*Problem*: Find every line in the records below that holds the word "text", and copy each one.

*Data listing*:

───

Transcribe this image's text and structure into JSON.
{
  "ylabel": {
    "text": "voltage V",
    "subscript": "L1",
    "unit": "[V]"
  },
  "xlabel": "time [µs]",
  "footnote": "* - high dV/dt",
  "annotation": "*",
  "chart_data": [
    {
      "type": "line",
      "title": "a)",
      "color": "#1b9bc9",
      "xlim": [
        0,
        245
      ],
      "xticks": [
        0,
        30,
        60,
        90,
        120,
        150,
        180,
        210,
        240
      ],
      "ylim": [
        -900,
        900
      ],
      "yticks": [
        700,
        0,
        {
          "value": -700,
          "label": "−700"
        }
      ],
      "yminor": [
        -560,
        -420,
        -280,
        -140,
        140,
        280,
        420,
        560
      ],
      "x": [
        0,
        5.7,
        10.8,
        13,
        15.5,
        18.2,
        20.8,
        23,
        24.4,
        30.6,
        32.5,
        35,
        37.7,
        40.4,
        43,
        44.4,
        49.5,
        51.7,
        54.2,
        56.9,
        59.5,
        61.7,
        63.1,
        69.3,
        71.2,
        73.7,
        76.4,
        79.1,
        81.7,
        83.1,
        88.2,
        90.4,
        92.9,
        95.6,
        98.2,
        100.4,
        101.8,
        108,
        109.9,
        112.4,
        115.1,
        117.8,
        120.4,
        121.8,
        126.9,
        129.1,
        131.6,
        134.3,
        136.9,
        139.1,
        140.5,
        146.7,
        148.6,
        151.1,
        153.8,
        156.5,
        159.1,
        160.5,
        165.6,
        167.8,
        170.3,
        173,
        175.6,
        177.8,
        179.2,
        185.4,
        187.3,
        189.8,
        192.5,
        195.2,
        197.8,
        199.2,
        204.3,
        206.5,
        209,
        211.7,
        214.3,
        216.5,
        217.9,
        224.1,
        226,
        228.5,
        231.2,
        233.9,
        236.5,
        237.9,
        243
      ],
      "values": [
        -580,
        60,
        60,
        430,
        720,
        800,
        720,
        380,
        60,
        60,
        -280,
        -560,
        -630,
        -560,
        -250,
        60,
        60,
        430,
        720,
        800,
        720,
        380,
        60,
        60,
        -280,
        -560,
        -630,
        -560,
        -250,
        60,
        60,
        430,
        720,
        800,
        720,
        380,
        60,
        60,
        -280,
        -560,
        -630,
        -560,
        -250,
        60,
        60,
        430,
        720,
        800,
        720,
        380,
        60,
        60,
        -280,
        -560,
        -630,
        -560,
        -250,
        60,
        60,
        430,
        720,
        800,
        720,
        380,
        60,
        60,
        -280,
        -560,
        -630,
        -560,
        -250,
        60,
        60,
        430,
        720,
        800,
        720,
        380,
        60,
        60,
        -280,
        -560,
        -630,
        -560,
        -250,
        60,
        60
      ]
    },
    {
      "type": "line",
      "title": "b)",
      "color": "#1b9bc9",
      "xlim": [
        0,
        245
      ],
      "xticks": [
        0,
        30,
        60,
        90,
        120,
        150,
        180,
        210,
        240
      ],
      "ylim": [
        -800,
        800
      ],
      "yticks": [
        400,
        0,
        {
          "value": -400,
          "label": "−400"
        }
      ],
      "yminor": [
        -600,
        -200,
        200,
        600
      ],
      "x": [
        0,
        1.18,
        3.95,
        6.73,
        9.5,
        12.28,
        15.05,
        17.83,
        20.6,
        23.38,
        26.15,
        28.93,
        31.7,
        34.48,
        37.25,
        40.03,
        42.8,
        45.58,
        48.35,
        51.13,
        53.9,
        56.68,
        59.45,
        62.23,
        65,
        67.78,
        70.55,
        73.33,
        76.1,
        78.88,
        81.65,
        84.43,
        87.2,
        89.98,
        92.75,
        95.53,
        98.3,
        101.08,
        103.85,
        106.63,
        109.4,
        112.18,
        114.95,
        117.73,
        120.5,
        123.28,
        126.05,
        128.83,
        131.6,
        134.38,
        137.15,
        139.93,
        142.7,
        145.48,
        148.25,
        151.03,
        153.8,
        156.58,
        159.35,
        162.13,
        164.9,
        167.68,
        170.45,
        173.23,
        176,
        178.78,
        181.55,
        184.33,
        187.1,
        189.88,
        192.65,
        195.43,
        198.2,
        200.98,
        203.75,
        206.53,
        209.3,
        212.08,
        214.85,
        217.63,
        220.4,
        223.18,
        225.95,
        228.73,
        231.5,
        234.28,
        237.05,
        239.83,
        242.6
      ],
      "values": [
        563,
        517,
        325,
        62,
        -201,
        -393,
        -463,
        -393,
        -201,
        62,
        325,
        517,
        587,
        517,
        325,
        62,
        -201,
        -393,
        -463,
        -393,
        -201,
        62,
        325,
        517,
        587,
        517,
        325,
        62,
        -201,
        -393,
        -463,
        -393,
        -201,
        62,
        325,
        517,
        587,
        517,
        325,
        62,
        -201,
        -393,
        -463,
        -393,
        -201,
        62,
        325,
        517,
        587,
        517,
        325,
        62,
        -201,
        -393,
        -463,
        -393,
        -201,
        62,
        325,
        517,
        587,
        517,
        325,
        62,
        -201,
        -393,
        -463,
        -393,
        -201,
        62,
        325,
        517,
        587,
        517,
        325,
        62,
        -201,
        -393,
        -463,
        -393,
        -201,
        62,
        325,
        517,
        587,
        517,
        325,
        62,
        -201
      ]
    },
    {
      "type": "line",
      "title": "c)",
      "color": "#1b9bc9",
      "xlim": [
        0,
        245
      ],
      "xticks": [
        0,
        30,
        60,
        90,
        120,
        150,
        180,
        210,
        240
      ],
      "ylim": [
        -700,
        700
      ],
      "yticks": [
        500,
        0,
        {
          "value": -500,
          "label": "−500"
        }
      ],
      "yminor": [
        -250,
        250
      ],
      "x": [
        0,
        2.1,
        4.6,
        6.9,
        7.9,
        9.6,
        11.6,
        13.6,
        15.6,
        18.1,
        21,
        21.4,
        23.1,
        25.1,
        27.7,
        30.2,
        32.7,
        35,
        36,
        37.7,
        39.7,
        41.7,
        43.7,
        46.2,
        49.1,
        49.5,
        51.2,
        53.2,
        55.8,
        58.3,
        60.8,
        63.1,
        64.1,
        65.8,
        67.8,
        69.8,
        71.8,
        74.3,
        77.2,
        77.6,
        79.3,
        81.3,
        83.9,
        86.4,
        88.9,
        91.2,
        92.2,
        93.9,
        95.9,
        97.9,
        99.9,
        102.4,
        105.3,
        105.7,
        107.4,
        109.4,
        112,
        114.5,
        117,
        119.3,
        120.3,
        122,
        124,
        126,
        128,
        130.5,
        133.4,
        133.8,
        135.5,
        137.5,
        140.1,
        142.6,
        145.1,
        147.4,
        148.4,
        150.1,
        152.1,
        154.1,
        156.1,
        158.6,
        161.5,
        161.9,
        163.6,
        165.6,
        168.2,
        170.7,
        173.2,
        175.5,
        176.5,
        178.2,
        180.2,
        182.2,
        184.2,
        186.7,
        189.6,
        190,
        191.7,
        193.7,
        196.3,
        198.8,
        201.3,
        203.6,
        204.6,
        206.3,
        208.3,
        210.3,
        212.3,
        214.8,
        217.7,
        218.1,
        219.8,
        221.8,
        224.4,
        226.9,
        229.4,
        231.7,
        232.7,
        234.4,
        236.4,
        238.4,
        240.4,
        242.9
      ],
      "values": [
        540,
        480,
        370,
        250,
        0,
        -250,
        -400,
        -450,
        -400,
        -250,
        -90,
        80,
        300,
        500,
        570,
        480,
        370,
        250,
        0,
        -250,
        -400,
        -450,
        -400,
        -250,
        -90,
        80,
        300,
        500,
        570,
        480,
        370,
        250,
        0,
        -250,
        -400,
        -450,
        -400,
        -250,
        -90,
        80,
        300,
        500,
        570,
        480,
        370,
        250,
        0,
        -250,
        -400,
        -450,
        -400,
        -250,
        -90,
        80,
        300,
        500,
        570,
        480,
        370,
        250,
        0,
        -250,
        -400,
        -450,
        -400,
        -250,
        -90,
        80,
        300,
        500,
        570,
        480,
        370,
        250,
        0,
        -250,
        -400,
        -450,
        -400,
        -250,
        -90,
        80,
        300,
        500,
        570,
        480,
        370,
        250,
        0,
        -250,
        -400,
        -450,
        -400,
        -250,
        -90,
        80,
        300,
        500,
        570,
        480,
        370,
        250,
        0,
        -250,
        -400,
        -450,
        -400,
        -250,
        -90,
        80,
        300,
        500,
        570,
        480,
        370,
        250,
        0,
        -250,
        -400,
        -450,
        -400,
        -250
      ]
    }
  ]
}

───

*Full solution*:
Transcribe this image's text and structure into JSON.
    "text": "voltage V",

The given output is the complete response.